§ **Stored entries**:
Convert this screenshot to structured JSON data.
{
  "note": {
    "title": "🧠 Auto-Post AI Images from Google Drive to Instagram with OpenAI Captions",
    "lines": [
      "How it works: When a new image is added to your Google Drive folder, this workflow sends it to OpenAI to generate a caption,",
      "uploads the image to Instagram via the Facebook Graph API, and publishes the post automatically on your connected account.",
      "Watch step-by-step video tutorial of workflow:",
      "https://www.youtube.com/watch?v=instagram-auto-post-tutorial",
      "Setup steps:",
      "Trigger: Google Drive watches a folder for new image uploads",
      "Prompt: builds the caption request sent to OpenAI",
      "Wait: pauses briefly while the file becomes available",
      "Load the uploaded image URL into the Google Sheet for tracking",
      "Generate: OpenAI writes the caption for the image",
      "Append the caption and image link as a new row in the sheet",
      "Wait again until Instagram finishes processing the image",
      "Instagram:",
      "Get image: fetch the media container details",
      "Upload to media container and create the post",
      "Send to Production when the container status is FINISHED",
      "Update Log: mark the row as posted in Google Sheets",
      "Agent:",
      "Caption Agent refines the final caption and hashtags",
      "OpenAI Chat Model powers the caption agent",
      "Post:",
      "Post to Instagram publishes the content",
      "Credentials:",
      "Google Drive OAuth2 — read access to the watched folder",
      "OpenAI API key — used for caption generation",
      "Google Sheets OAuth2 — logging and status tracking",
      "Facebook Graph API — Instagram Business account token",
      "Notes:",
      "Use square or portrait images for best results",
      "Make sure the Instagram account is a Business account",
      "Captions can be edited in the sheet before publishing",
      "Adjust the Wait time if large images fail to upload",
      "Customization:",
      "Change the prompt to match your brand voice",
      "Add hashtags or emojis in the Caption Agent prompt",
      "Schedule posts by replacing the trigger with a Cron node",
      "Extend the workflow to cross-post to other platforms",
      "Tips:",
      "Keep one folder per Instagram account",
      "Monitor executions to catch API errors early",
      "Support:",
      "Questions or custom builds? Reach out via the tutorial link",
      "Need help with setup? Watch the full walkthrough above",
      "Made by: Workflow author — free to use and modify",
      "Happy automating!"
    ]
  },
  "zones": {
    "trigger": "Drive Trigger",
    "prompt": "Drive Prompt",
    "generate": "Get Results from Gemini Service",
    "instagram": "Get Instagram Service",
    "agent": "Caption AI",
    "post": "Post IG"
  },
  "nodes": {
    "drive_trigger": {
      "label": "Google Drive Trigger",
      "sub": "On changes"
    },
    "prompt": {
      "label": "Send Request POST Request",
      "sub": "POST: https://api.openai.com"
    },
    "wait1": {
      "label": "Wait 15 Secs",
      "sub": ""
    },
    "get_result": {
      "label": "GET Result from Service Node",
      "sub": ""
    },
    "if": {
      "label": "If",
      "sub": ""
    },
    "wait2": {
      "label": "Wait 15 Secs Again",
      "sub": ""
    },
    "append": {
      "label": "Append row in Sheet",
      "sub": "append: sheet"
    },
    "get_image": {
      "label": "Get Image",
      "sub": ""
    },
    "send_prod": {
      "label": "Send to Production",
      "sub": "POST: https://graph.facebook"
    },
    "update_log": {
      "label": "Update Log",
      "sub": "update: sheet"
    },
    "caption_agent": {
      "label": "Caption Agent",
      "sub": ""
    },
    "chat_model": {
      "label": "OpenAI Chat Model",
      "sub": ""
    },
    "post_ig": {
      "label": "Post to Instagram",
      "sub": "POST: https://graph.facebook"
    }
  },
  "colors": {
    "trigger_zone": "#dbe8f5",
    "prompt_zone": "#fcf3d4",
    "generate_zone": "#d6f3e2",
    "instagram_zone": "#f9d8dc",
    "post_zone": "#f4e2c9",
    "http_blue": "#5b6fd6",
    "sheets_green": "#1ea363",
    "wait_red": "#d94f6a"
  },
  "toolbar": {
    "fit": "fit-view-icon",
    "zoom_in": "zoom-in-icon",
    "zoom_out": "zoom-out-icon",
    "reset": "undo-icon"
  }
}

§ **Set exercise**: Your task is to retype all of the records exactly.

§ **Solution to the exercise**:
Convert this screenshot to structured JSON data.
{
  "note": {
    "title": "🧠 Auto-Post AI Images from Google Drive to Instagram with OpenAI Captions",
    "lines": [
      "How it works: When a new image is added to your Google Drive folder, this workflow sends it to OpenAI to generate a caption,",
      "uploads the image to Instagram via the Facebook Graph API, and publishes the post automatically on your connected account.",
      "Watch step-by-step video tutorial of workflow:",
      "https://www.youtube.com/watch?v=instagram-auto-post-tutorial",
      "Setup steps:",
      "Trigger: Google Drive watches a folder for new image uploads",
      "Prompt: builds the caption request sent to OpenAI",
      "Wait: pauses briefly while the file becomes available",
      "Load the uploaded image URL into the Google Sheet for tracking",
      "Generate: OpenAI writes the caption for the image",
      "Append the caption and image link as a new row in the sheet",
      "Wait again until Instagram finishes processing the image",
      "Instagram:",
      "Get image: fetch the media container details",
      "Upload to media container and create the post",
      "Send to Production when the container status is FINISHED",
      "Update Log: mark the row as posted in Google Sheets",
      "Agent:",
      "Caption Agent refines the final caption and hashtags",
      "OpenAI Chat Model powers the caption agent",
      "Post:",
      "Post to Instagram publishes the content",
      "Credentials:",
      "Google Drive OAuth2 — read access to the watched folder",
      "OpenAI API key — used for caption generation",
      "Google Sheets OAuth2 — logging and status tracking",
      "Facebook Graph API — Instagram Business account token",
      "Notes:",
      "Use square or portrait images for best results",
      "Make sure the Instagram account is a Business account",
      "Captions can be edited in the sheet before publishing",
      "Adjust the Wait time if large images fail to upload",
      "Customization:",
      "Change the prompt to match your brand voice",
      "Add hashtags or emojis in the Caption Agent prompt",
      "Schedule posts by replacing the trigger with a Cron node",
      "Extend the workflow to cross-post to other platforms",
      "Tips:",
      "Keep one folder per Instagram account",
      "Monitor executions to catch API errors early",
      "Support:",
      "Questions or custom builds? Reach out via the tutorial link",
      "Need help with setup? Watch the full walkthrough above",
      "Made by: Workflow author — free to use and modify",
      "Happy automating!"
    ]
  },
  "zones": {
    "trigger": "Drive Trigger",
    "prompt": "Drive Prompt",
    "generate": "Get Results from Gemini Service",
    "instagram": "Get Instagram Service",
    "agent": "Caption AI",
    "post": "Post IG"
  },
  "nodes": {
    "drive_trigger": {
      "label": "Google Drive Trigger",
      "sub": "On changes"
    },
    "prompt": {
      "label": "Send Request POST Request",
      "sub": "POST: https://api.openai.com"
    },
    "wait1": {
      "label": "Wait 15 Secs",
      "sub": ""
    },
    "get_result": {
      "label": "GET Result from Service Node",
      "sub": ""
    },
    "if": {
      "label": "If",
      "sub": ""
    },
    "wait2": {
      "label": "Wait 15 Secs Again",
      "sub": ""
    },
    "append": {
      "label": "Append row in Sheet",
      "sub": "append: sheet"
    },
    "get_image": {
      "label": "Get Image",
      "sub": ""
    },
    "send_prod": {
      "label": "Send to Production",
      "sub": "POST: https://graph.facebook"
    },
    "update_log": {
      "label": "Update Log",
      "sub": "update: sheet"
    },
    "caption_agent": {
      "label": "Caption Agent",
      "sub": ""
    },
    "chat_model": {
      "label": "OpenAI Chat Model",
      "sub": ""
    },
    "post_ig": {
      "label": "Post to Instagram",
      "sub": "POST: https://graph.facebook"
    }
  },
  "colors": {
    "trigger_zone": "#dbe8f5",
    "prompt_zone": "#fcf3d4",
    "generate_zone": "#d6f3e2",
    "instagram_zone": "#f9d8dc",
    "post_zone": "#f4e2c9",
    "http_blue": "#5b6fd6",
    "sheets_green": "#1ea363",
    "wait_red": "#d94f6a"
  },
  "toolbar": {
    "fit": "fit-view-icon",
    "zoom_in": "zoom-in-icon",
    "zoom_out": "zoom-out-icon",
    "reset": "undo-icon"
  }
}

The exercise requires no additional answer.